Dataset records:
□ □ □ □ □

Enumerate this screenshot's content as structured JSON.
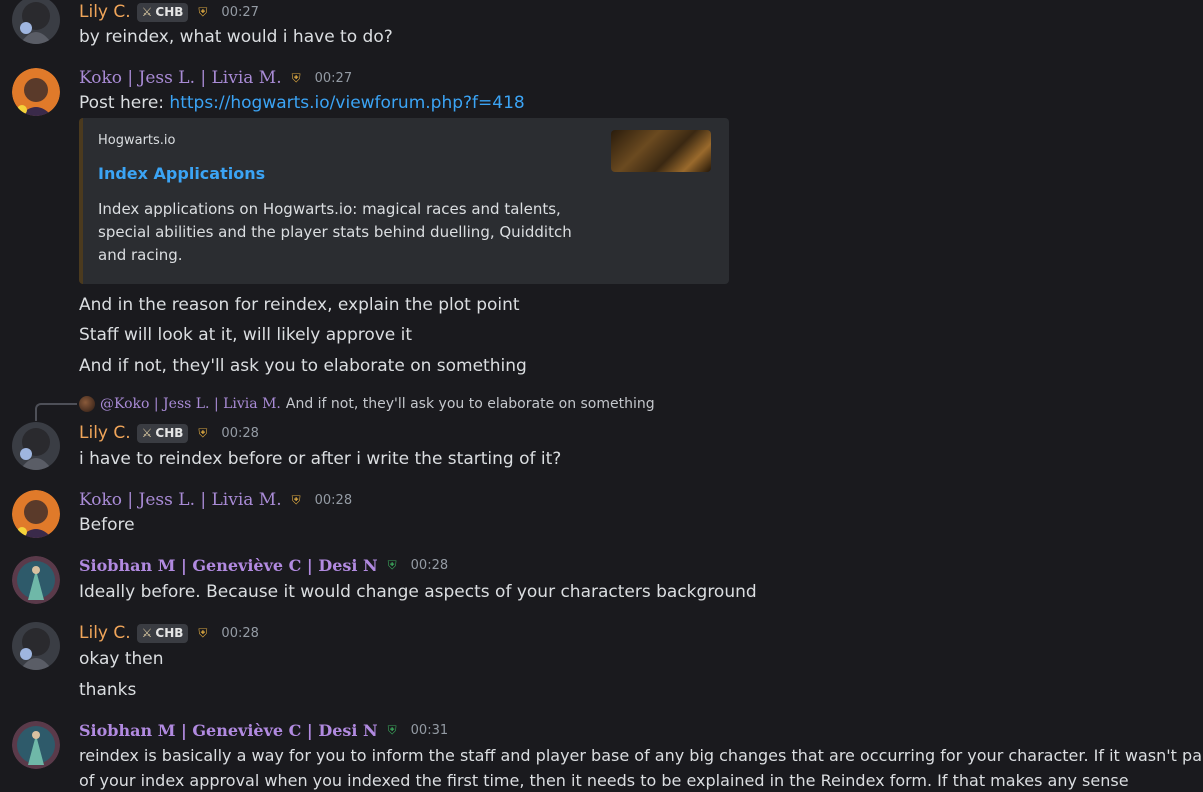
{
  "users": {
    "lily": {
      "name": "Lily C.",
      "tag": "CHB",
      "color": "#f0a55a"
    },
    "koko": {
      "name": "Koko | Jess L. | Livia M.",
      "color": "#a98bd6"
    },
    "siobhan": {
      "name": "Siobhan M | Geneviève C | Desi N",
      "color": "#b18ae0"
    }
  },
  "messages": [
    {
      "author": "Lily C.",
      "tag": "CHB",
      "time": "00:27",
      "lines": [
        "by reindex, what would i have to do?"
      ]
    },
    {
      "author": "Koko | Jess L. | Livia M.",
      "time": "00:27",
      "lines": [
        "Post here: ",
        "And in the reason for reindex, explain the plot point",
        "Staff will look at it, will likely approve it",
        "And if not, they'll ask you to elaborate on something"
      ],
      "link": "https://hogwarts.io/viewforum.php?f=418",
      "embed": {
        "provider": "Hogwarts.io",
        "title": "Index Applications",
        "description": "Index applications on Hogwarts.io: magical races and talents, special abilities and the player stats behind duelling, Quidditch and racing."
      }
    },
    {
      "author": "Lily C.",
      "tag": "CHB",
      "time": "00:28",
      "reply": {
        "name": "@Koko | Jess L. | Livia M.",
        "text": "And if not, they'll ask you to elaborate on something"
      },
      "lines": [
        "i have to reindex before or after i write the starting of it?"
      ]
    },
    {
      "author": "Koko | Jess L. | Livia M.",
      "time": "00:28",
      "lines": [
        "Before"
      ]
    },
    {
      "author": "Siobhan M | Geneviève C | Desi N",
      "time": "00:28",
      "lines": [
        "Ideally before. Because it would change aspects of your characters background"
      ]
    },
    {
      "author": "Lily C.",
      "tag": "CHB",
      "time": "00:28",
      "lines": [
        "okay then",
        "thanks"
      ]
    },
    {
      "author": "Siobhan M | Geneviève C | Desi N",
      "time": "00:31",
      "lines": [
        "reindex is basically a way for you to inform the staff and player base of any big changes that are occurring for your character. If it wasn't part",
        "of your index approval when you indexed the first time, then it needs to be explained in the Reindex form. If that makes any sense"
      ]
    }
  ]
}
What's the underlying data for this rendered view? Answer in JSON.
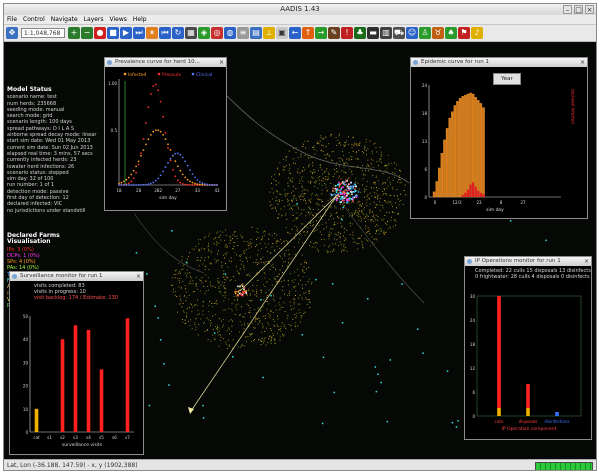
{
  "window": {
    "title": "AADIS 1.43"
  },
  "menu": [
    "File",
    "Control",
    "Navigate",
    "Layers",
    "Views",
    "Help"
  ],
  "toolbar": {
    "zoom_value": "1:1,048,768"
  },
  "model_status": {
    "header": "Model Status",
    "lines": [
      "scenario name: test",
      "num herds: 235668",
      "seeding mode: manual",
      "search mode: grid",
      "scenario length: 100 days",
      "spread pathways: D I L A S",
      "airborne spread decay mode: linear",
      "start sim date: Wed 01 May 2013",
      "current sim date: Sun 02 Jun 2013",
      "elapsed real time: 3 mins, 57 secs",
      "currently infected herds: 23",
      "lowater herd infections: 26",
      "scenario status: stepped",
      "sim day: 32 of 100",
      "run number: 1 of 1",
      "detection mode: passive",
      "first day of detection: 12",
      "declared infected: VIC",
      "no jurisdictions under standstill"
    ]
  },
  "declared_farms": {
    "header": "Declared Farms Visualisation",
    "rows": [
      {
        "label": "IPs:",
        "value": "3 (0%)",
        "color": "#ff3030"
      },
      {
        "label": "DCPs:",
        "value": "1 (0%)",
        "color": "#ff3cff"
      },
      {
        "label": "SPs:",
        "value": "4 (0%)",
        "color": "#ffa020"
      },
      {
        "label": "PAs:",
        "value": "14 (0%)",
        "color": "#a0ff40"
      },
      {
        "label": "TPs:",
        "value": "0 (0%)",
        "color": "#40a0ff"
      },
      {
        "label": "FIPs:",
        "value": "68 (1%)",
        "color": "#40ffff"
      },
      {
        "label": "ARPs:",
        "value": "407 (0%)",
        "color": "#ffc060"
      },
      {
        "label": "PORs:",
        "value": "1,122 (1%)",
        "color": "#c07020"
      },
      {
        "label": "VPs:",
        "value": "29 (0%)",
        "color": "#ffff40"
      },
      {
        "label": "RPs:",
        "value": "6 (0%)",
        "color": "#60ff60"
      }
    ]
  },
  "prevalence_panel": {
    "title": "Prevalence curve for herd 10...",
    "legend": [
      "Infected",
      "Preosule",
      "Clinical"
    ],
    "legend_colors": [
      "#ffa020",
      "#ff3030",
      "#5a78ff"
    ],
    "y_max_label": "1.00",
    "y_mid_label": "0.5",
    "x_ticks": [
      "18",
      "28",
      "282",
      "27",
      "33",
      "43"
    ],
    "xlabel": "sim day"
  },
  "epidemic_panel": {
    "title": "Epidemic curve for run 1",
    "button_label": "Year",
    "y_ticks": [
      "24",
      "18",
      "13",
      "6",
      "0"
    ],
    "x_ticks": [
      "0",
      "12/3",
      "23",
      "8",
      "27"
    ],
    "xlabel": "sim day",
    "right_legend": "declared infected",
    "heights": [
      0.05,
      0.15,
      0.28,
      0.42,
      0.55,
      0.66,
      0.76,
      0.82,
      0.88,
      0.92,
      0.95,
      0.97,
      0.98,
      0.99,
      1.0,
      0.99,
      0.96,
      0.93,
      0.9,
      0.86
    ],
    "red_heights": [
      0,
      0,
      0,
      0,
      0,
      0,
      0,
      0,
      0,
      0,
      0,
      0.02,
      0.04,
      0.07,
      0.12,
      0.14,
      0.1,
      0.06,
      0.04,
      0.03
    ]
  },
  "surveillance_panel": {
    "title": "Surveillance monitor for run 1",
    "lines": [
      "visits completed: 83",
      "visits in progress: 10",
      "visit backlog: 174 / Estimate: 130"
    ],
    "line_colors": [
      "#d6d6d6",
      "#d6d6d6",
      "#ff5050"
    ],
    "y_ticks": [
      "50",
      "40",
      "30",
      "20",
      "10",
      "0"
    ],
    "categories": [
      "cat",
      "s1",
      "s2",
      "s3",
      "s4",
      "s5",
      "s6",
      "s7"
    ],
    "values": [
      10,
      0,
      40,
      46,
      44,
      27,
      0,
      49
    ],
    "bar_colors": [
      "#f0b000",
      "#ff2020",
      "#ff2020",
      "#ff2020",
      "#ff2020",
      "#ff2020",
      "#ff2020",
      "#ff2020"
    ],
    "xlabel": "surveillance visits"
  },
  "ip_ops_panel": {
    "title": "IP Operations monitor for run 1",
    "line1": "Completed: 22 culls 15 disposals 13 disinfects",
    "line2": "0 frightwater: 28 culls 4 disposals 0 disinfects",
    "y_ticks": [
      "30",
      "24",
      "18",
      "12",
      "6",
      "0"
    ],
    "categories": [
      "culls",
      "disposals",
      "disinfections"
    ],
    "xlabel": "IP Operation component"
  },
  "status_bar": {
    "text": "Lat, Lon (-36.188, 147.59) - x, y (1902,388)"
  }
}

□ □ □ □ □

Write out the listing word for word, omitting the pictures it holds.

Enumerate this screenshot's content as structured JSON.
{
  "users": {
    "lily": {
      "name": "Lily C.",
      "tag": "CHB",
      "color": "#f0a55a"
    },
    "koko": {
      "name": "Koko | Jess L. | Livia M.",
      "color": "#a98bd6"
    },
    "siobhan": {
      "name": "Siobhan M | Geneviève C | Desi N",
      "color": "#b18ae0"
    }
  },
  "messages": [
    {
      "author": "Lily C.",
      "tag": "CHB",
      "time": "00:27",
      "lines": [
        "by reindex, what would i have to do?"
      ]
    },
    {
      "author": "Koko | Jess L. | Livia M.",
      "time": "00:27",
      "lines": [
        "Post here: ",
        "And in the reason for reindex, explain the plot point",
        "Staff will look at it, will likely approve it",
        "And if not, they'll ask you to elaborate on something"
      ],
      "link": "https://hogwarts.io/viewforum.php?f=418",
      "embed": {
        "provider": "Hogwarts.io",
        "title": "Index Applications",
        "description": "Index applications on Hogwarts.io: magical races and talents, special abilities and the player stats behind duelling, Quidditch and racing."
      }
    },
    {
      "author": "Lily C.",
      "tag": "CHB",
      "time": "00:28",
      "reply": {
        "name": "@Koko | Jess L. | Livia M.",
        "text": "And if not, they'll ask you to elaborate on something"
      },
      "lines": [
        "i have to reindex before or after i write the starting of it?"
      ]
    },
    {
      "author": "Koko | Jess L. | Livia M.",
      "time": "00:28",
      "lines": [
        "Before"
      ]
    },
    {
      "author": "Siobhan M | Geneviève C | Desi N",
      "time": "00:28",
      "lines": [
        "Ideally before. Because it would change aspects of your characters background"
      ]
    },
    {
      "author": "Lily C.",
      "tag": "CHB",
      "time": "00:28",
      "lines": [
        "okay then",
        "thanks"
      ]
    },
    {
      "author": "Siobhan M | Geneviève C | Desi N",
      "time": "00:31",
      "lines": [
        "reindex is basically a way for you to inform the staff and player base of any big changes that are occurring for your character. If it wasn't part",
        "of your index approval when you indexed the first time, then it needs to be explained in the Reindex form. If that makes any sense"
      ]
    }
  ]
}
What's the underlying data for this rendered view? Answer in JSON.
{
  "window": {
    "title": "AADIS 1.43"
  },
  "menu": [
    "File",
    "Control",
    "Navigate",
    "Layers",
    "Views",
    "Help"
  ],
  "toolbar": {
    "zoom_value": "1:1,048,768"
  },
  "model_status": {
    "header": "Model Status",
    "lines": [
      "scenario name: test",
      "num herds: 235668",
      "seeding mode: manual",
      "search mode: grid",
      "scenario length: 100 days",
      "spread pathways: D I L A S",
      "airborne spread decay mode: linear",
      "start sim date: Wed 01 May 2013",
      "current sim date: Sun 02 Jun 2013",
      "elapsed real time: 3 mins, 57 secs",
      "currently infected herds: 23",
      "lowater herd infections: 26",
      "scenario status: stepped",
      "sim day: 32 of 100",
      "run number: 1 of 1",
      "detection mode: passive",
      "first day of detection: 12",
      "declared infected: VIC",
      "no jurisdictions under standstill"
    ]
  },
  "declared_farms": {
    "header": "Declared Farms Visualisation",
    "rows": [
      {
        "label": "IPs:",
        "value": "3 (0%)",
        "color": "#ff3030"
      },
      {
        "label": "DCPs:",
        "value": "1 (0%)",
        "color": "#ff3cff"
      },
      {
        "label": "SPs:",
        "value": "4 (0%)",
        "color": "#ffa020"
      },
      {
        "label": "PAs:",
        "value": "14 (0%)",
        "color": "#a0ff40"
      },
      {
        "label": "TPs:",
        "value": "0 (0%)",
        "color": "#40a0ff"
      },
      {
        "label": "FIPs:",
        "value": "68 (1%)",
        "color": "#40ffff"
      },
      {
        "label": "ARPs:",
        "value": "407 (0%)",
        "color": "#ffc060"
      },
      {
        "label": "PORs:",
        "value": "1,122 (1%)",
        "color": "#c07020"
      },
      {
        "label": "VPs:",
        "value": "29 (0%)",
        "color": "#ffff40"
      },
      {
        "label": "RPs:",
        "value": "6 (0%)",
        "color": "#60ff60"
      }
    ]
  },
  "prevalence_panel": {
    "title": "Prevalence curve for herd 10...",
    "legend": [
      "Infected",
      "Preosule",
      "Clinical"
    ],
    "legend_colors": [
      "#ffa020",
      "#ff3030",
      "#5a78ff"
    ],
    "y_max_label": "1.00",
    "y_mid_label": "0.5",
    "x_ticks": [
      "18",
      "28",
      "282",
      "27",
      "33",
      "43"
    ],
    "xlabel": "sim day"
  },
  "epidemic_panel": {
    "title": "Epidemic curve for run 1",
    "button_label": "Year",
    "y_ticks": [
      "24",
      "18",
      "13",
      "6",
      "0"
    ],
    "x_ticks": [
      "0",
      "12/3",
      "23",
      "8",
      "27"
    ],
    "xlabel": "sim day",
    "right_legend": "declared infected",
    "heights": [
      0.05,
      0.15,
      0.28,
      0.42,
      0.55,
      0.66,
      0.76,
      0.82,
      0.88,
      0.92,
      0.95,
      0.97,
      0.98,
      0.99,
      1.0,
      0.99,
      0.96,
      0.93,
      0.9,
      0.86
    ],
    "red_heights": [
      0,
      0,
      0,
      0,
      0,
      0,
      0,
      0,
      0,
      0,
      0,
      0.02,
      0.04,
      0.07,
      0.12,
      0.14,
      0.1,
      0.06,
      0.04,
      0.03
    ]
  },
  "surveillance_panel": {
    "title": "Surveillance monitor for run 1",
    "lines": [
      "visits completed: 83",
      "visits in progress: 10",
      "visit backlog: 174 / Estimate: 130"
    ],
    "line_colors": [
      "#d6d6d6",
      "#d6d6d6",
      "#ff5050"
    ],
    "y_ticks": [
      "50",
      "40",
      "30",
      "20",
      "10",
      "0"
    ],
    "categories": [
      "cat",
      "s1",
      "s2",
      "s3",
      "s4",
      "s5",
      "s6",
      "s7"
    ],
    "values": [
      10,
      0,
      40,
      46,
      44,
      27,
      0,
      49
    ],
    "bar_colors": [
      "#f0b000",
      "#ff2020",
      "#ff2020",
      "#ff2020",
      "#ff2020",
      "#ff2020",
      "#ff2020",
      "#ff2020"
    ],
    "xlabel": "surveillance visits"
  },
  "ip_ops_panel": {
    "title": "IP Operations monitor for run 1",
    "line1": "Completed: 22 culls 15 disposals 13 disinfects",
    "line2": "0 frightwater: 28 culls 4 disposals 0 disinfects",
    "y_ticks": [
      "30",
      "24",
      "18",
      "12",
      "6",
      "0"
    ],
    "categories": [
      "culls",
      "disposals",
      "disinfections"
    ],
    "xlabel": "IP Operation component"
  },
  "status_bar": {
    "text": "Lat, Lon (-36.188, 147.59) - x, y (1902,388)"
  }
}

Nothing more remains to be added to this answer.